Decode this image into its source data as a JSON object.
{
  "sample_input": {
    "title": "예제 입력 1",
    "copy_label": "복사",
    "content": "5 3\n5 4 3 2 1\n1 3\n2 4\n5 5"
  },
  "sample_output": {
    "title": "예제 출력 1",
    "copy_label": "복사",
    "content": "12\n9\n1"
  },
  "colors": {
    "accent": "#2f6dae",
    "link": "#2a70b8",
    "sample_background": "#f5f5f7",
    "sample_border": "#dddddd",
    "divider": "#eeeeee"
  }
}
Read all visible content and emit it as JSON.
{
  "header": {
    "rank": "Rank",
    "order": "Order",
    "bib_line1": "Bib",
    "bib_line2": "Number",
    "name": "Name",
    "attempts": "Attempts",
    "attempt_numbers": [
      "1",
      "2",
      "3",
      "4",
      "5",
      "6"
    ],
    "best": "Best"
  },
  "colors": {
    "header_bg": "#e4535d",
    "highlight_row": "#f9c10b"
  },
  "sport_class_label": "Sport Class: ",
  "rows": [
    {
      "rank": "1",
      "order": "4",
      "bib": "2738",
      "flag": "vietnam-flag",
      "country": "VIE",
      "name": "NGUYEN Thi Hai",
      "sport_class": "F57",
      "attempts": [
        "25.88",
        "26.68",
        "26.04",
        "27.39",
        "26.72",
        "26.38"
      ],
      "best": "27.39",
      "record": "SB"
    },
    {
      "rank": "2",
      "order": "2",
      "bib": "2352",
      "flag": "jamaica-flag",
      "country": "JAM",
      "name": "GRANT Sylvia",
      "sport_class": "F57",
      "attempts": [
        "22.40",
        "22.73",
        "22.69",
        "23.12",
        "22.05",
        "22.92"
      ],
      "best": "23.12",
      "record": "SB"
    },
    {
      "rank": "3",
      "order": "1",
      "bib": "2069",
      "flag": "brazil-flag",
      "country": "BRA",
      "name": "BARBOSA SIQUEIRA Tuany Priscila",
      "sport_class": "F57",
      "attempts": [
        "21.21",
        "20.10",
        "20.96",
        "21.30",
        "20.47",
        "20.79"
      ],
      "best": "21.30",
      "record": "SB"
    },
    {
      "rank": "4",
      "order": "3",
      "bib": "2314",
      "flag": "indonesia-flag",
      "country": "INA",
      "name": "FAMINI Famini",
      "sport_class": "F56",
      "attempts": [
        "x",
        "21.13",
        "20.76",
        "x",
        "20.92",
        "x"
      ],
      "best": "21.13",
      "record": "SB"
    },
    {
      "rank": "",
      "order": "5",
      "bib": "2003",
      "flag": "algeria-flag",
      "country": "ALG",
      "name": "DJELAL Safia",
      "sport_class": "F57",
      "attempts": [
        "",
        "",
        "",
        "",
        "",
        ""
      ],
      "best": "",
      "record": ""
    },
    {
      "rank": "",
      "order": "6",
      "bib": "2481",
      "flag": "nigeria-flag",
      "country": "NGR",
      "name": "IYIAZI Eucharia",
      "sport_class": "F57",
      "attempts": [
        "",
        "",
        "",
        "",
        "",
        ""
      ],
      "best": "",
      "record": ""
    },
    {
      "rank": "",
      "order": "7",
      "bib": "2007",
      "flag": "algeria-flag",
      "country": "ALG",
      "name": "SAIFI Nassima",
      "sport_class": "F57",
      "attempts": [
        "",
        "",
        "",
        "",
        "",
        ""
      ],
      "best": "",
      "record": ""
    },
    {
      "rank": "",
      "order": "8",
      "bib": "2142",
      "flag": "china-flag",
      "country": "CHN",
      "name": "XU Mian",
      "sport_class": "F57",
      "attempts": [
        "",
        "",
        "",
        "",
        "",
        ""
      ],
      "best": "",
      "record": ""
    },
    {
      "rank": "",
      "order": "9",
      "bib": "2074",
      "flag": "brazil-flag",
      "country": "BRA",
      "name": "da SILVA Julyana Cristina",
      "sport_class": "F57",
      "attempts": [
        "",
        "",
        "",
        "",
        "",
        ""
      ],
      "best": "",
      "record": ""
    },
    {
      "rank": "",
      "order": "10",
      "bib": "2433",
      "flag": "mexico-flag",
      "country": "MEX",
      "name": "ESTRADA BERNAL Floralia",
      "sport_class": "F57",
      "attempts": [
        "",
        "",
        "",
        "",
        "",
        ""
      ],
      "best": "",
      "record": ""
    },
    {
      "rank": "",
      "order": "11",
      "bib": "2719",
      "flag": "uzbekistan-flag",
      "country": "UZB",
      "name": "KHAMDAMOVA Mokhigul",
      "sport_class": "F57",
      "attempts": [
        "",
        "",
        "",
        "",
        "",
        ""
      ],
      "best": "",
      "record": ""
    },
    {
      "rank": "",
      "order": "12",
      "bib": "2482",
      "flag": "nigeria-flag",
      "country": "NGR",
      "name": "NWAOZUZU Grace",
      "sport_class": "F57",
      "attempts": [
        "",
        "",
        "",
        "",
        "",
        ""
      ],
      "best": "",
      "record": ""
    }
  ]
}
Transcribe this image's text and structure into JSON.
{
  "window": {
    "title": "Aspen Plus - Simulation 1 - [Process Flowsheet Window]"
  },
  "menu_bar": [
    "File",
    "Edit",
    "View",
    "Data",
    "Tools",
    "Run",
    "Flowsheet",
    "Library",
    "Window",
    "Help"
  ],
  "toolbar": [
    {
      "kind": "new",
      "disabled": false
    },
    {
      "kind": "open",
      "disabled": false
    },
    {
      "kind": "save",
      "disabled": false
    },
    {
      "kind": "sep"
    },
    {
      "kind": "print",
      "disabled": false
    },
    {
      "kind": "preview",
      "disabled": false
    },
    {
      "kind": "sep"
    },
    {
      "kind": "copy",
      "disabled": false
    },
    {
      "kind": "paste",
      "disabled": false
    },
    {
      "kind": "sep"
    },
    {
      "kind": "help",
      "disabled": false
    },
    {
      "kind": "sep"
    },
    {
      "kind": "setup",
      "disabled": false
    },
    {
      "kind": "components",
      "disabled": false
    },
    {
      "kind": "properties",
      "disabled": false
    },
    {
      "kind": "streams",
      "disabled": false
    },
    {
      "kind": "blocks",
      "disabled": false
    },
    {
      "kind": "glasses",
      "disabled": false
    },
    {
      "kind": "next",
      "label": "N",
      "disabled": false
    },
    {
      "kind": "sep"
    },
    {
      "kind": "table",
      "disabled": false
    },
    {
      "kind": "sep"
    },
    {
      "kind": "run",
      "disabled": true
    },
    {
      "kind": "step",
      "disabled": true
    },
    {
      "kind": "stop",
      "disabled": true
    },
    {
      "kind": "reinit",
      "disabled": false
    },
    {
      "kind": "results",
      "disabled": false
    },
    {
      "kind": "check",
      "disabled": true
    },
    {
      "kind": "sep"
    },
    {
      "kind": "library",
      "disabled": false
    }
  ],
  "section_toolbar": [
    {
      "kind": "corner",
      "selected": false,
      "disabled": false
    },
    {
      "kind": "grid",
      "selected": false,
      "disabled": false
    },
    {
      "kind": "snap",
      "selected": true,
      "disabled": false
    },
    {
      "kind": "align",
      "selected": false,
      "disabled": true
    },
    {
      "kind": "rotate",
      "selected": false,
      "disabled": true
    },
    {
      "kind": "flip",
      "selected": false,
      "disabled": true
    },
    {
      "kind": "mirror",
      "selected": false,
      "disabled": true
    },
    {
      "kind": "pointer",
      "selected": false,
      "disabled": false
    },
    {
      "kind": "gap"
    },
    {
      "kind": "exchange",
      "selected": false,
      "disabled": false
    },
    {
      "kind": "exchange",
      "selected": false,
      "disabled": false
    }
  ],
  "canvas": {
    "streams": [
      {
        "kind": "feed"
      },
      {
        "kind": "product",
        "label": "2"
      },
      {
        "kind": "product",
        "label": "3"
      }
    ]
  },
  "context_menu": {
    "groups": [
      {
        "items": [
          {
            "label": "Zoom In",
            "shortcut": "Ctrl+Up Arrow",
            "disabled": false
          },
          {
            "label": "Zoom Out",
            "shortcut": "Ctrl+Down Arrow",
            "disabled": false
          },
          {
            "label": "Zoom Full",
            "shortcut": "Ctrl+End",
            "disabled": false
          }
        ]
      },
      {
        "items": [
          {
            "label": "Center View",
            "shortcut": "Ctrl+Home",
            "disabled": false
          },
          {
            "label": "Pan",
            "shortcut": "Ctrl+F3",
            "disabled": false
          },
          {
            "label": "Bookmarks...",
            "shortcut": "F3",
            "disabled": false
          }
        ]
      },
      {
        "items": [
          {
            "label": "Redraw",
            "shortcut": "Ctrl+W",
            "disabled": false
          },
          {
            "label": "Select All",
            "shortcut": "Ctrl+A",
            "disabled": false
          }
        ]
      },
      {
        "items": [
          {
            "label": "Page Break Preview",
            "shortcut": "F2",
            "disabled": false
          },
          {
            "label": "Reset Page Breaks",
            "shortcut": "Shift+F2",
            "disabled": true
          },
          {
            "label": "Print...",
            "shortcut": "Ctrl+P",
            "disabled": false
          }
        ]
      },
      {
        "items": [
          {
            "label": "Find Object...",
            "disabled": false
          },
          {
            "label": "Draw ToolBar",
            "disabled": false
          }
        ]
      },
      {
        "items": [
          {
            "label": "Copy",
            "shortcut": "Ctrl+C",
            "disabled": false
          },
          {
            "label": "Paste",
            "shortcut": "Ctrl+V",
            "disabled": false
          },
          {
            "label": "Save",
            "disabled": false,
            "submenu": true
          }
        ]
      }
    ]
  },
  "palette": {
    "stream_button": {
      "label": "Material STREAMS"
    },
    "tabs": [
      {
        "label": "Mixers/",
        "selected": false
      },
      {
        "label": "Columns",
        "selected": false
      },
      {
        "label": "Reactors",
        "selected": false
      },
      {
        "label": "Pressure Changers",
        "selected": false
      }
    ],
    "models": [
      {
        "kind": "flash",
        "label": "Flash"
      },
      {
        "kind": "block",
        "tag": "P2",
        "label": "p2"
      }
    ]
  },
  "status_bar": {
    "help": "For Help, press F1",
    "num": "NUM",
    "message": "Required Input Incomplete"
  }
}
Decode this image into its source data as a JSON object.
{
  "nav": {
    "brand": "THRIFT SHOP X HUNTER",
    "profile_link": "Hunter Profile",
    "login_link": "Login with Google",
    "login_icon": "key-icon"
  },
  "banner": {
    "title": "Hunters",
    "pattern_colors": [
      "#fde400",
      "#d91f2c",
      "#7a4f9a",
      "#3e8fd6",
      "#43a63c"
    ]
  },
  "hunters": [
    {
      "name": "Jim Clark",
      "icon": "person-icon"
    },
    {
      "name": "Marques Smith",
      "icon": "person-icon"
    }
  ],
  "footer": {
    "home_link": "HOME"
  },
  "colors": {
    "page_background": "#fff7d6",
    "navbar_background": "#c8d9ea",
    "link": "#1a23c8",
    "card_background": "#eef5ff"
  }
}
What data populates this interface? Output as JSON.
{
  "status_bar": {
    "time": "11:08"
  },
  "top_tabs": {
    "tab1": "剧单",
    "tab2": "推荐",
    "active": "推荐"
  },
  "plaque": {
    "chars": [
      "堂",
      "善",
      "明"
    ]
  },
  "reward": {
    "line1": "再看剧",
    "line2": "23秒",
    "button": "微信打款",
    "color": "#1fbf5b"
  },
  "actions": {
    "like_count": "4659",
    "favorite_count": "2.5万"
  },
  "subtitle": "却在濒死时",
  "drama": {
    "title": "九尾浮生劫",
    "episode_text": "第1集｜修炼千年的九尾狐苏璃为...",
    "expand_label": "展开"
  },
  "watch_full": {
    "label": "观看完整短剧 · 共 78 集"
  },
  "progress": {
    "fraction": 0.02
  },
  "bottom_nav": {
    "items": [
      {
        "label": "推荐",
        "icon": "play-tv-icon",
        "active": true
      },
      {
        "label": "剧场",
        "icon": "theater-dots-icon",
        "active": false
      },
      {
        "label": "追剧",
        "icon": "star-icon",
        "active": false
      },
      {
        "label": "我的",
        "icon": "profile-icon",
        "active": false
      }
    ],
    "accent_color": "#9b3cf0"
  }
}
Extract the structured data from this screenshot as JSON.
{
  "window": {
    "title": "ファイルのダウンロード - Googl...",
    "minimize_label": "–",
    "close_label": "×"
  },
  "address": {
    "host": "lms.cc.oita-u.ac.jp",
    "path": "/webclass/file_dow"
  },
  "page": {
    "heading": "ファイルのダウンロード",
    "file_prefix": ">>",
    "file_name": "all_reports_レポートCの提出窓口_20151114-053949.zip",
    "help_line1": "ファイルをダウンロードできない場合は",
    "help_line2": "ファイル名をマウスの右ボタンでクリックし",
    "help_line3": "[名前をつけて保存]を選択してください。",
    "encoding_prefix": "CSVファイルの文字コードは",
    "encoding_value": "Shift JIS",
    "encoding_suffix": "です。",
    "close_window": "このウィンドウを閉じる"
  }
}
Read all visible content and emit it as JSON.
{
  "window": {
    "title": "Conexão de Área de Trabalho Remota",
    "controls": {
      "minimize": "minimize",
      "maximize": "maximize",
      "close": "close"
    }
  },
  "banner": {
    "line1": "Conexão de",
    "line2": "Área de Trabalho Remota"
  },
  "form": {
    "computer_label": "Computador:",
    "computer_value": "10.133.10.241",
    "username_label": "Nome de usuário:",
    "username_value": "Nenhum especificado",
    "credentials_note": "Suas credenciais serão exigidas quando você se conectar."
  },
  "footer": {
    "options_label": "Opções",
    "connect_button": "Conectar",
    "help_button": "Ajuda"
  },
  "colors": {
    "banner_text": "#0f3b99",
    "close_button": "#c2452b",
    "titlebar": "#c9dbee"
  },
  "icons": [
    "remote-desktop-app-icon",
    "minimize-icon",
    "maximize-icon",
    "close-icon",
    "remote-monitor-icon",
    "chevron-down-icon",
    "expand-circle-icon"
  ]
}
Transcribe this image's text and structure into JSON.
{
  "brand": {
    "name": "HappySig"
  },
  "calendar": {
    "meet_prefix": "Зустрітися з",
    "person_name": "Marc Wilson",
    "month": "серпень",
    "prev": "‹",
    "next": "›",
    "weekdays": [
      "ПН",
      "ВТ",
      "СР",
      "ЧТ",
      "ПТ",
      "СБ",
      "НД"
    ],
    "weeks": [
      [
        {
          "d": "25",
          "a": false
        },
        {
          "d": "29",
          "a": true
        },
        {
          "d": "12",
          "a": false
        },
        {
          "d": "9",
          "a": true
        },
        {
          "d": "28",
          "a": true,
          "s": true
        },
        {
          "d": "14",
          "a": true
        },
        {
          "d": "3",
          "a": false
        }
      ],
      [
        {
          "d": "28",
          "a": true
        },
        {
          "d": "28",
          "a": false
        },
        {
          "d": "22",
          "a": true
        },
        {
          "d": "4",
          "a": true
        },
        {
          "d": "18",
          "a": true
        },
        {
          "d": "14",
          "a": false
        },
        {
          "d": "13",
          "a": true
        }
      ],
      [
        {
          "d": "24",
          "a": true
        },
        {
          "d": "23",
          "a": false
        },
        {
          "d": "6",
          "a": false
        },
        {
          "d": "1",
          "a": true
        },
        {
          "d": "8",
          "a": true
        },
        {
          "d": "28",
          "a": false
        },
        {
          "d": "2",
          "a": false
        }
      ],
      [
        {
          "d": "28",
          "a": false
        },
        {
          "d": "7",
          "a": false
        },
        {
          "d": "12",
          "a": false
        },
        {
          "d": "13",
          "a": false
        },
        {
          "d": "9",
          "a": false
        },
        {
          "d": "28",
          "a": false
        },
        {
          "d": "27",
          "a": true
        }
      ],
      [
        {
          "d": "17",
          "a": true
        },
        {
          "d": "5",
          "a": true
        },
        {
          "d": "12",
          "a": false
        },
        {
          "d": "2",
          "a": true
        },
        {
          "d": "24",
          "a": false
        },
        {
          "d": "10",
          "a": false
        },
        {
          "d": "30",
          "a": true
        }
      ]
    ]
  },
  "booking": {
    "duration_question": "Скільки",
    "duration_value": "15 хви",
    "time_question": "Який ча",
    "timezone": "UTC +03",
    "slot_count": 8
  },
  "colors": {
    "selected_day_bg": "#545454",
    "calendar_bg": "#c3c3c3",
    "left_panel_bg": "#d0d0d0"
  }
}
+---+
**Exercise aim**
Using the records above, pull out each line where the word "Flowsheet" occurs.

**Result below**
    "title": "Aspen Plus - Simulation 1 - [Process Flowsheet Window]"
    "Flowsheet",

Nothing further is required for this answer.